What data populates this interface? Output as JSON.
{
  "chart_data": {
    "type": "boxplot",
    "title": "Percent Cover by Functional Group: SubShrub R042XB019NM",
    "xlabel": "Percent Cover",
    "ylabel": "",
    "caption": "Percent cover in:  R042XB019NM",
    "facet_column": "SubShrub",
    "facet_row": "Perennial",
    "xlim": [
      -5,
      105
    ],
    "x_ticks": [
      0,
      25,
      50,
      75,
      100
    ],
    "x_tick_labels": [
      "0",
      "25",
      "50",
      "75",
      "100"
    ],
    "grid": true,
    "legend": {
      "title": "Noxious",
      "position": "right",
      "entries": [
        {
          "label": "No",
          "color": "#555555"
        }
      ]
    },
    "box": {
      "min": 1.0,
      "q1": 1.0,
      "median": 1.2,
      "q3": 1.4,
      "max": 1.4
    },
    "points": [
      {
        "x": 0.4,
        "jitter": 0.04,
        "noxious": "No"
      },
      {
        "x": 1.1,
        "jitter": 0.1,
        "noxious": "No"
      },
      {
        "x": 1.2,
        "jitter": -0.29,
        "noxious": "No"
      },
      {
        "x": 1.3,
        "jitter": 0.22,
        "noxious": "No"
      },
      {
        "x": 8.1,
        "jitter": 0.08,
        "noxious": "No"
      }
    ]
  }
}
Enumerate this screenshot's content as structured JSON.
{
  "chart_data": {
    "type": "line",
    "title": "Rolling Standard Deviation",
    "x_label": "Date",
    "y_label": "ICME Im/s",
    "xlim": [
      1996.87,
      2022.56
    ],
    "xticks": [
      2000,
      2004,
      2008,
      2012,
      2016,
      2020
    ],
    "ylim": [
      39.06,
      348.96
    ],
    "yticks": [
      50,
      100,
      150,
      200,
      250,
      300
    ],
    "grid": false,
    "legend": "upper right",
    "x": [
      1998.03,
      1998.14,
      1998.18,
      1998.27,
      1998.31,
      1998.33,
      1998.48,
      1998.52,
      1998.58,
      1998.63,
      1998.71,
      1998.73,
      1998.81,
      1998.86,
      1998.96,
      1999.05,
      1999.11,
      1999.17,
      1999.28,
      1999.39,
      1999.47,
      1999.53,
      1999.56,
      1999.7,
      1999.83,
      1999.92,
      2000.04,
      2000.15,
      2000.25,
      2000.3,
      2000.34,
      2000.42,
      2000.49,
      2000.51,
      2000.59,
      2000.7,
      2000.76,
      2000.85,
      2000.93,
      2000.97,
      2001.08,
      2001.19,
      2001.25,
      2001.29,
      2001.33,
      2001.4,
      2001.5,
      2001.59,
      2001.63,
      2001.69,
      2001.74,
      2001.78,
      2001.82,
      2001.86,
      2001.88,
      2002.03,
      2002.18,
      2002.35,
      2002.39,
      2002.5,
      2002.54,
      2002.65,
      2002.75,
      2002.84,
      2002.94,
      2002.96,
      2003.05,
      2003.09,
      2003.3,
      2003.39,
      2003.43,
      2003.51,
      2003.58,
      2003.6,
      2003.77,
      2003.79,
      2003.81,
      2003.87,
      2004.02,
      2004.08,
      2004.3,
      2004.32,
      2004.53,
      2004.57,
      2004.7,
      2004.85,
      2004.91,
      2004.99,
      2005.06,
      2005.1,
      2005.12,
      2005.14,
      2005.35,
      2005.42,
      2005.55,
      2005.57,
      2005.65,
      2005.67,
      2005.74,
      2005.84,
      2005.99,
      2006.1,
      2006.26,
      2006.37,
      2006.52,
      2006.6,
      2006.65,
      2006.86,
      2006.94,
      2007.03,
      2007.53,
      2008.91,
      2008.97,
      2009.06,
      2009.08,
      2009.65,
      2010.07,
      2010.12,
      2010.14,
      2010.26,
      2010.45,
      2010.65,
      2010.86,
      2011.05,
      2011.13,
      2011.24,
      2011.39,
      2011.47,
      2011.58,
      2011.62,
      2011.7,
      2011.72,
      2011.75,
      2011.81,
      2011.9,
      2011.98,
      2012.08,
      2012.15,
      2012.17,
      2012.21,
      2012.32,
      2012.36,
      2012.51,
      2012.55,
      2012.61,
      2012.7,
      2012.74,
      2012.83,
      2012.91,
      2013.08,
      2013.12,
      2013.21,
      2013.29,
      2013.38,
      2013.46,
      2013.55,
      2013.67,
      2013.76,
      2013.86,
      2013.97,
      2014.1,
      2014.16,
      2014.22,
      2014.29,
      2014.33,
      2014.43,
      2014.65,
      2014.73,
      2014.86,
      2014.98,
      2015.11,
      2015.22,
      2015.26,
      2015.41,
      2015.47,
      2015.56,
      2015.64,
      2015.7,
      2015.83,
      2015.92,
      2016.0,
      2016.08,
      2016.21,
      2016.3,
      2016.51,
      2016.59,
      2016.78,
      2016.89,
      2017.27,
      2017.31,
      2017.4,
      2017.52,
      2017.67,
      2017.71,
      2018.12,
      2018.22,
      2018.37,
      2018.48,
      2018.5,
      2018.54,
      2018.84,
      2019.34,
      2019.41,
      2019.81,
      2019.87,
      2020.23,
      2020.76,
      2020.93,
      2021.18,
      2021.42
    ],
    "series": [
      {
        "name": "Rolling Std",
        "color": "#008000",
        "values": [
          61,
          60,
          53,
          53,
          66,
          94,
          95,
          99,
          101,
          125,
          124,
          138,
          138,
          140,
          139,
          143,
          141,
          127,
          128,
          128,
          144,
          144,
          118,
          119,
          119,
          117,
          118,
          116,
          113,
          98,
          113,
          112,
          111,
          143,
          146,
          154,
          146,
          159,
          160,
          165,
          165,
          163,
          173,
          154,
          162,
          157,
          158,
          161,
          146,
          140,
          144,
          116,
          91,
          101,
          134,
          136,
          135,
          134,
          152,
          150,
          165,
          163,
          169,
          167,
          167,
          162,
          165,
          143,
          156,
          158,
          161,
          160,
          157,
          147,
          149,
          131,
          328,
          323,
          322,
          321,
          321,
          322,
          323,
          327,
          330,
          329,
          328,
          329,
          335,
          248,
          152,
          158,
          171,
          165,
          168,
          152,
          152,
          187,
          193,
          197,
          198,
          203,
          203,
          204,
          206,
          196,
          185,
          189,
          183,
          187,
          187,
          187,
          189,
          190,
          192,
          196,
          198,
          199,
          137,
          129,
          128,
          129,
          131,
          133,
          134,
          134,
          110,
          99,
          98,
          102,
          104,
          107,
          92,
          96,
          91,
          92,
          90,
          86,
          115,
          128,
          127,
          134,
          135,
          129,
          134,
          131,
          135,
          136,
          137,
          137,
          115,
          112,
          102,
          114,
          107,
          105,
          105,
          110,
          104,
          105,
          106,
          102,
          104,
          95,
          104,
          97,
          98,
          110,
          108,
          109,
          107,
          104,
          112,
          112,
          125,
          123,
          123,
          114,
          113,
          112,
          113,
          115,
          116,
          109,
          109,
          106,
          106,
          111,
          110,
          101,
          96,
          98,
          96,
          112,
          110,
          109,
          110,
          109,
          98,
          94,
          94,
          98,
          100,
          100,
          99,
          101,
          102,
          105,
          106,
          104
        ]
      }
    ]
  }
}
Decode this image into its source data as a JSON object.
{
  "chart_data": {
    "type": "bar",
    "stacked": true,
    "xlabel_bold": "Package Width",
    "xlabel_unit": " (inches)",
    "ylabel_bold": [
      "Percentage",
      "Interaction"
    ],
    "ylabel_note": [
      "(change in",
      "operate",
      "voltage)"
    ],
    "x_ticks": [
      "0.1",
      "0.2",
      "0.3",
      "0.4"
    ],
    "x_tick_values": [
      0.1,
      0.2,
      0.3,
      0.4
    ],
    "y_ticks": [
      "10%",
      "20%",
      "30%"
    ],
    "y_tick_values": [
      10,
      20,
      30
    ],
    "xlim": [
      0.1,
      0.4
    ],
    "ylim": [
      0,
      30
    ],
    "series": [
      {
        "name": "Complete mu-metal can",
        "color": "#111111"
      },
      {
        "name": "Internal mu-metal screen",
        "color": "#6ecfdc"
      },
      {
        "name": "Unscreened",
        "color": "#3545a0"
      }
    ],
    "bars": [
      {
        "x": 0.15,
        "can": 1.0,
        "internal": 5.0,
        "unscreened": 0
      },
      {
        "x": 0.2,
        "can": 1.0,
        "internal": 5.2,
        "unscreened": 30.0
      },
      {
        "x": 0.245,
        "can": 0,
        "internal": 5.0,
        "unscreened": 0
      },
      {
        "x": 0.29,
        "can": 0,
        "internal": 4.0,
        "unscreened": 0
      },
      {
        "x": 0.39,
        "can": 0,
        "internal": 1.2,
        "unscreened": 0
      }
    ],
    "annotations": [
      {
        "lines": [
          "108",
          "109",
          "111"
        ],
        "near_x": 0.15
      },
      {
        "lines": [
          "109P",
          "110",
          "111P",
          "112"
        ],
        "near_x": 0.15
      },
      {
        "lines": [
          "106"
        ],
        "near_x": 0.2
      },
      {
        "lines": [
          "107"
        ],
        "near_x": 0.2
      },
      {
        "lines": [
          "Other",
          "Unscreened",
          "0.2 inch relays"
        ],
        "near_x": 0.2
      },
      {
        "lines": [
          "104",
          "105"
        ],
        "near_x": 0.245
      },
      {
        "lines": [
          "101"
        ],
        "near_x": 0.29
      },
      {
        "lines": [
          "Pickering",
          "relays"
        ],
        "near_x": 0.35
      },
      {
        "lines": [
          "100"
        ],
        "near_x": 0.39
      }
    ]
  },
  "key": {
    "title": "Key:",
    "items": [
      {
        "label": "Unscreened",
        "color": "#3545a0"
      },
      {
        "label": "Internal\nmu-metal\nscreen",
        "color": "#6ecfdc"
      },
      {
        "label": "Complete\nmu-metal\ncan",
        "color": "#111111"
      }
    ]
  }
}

::::

Task directions: Gather each line of the listing that holds the string "SubShrub".

Answer to this task:
    "title": "Percent Cover by Functional Group: SubShrub R042XB019NM",
    "facet_column": "SubShrub",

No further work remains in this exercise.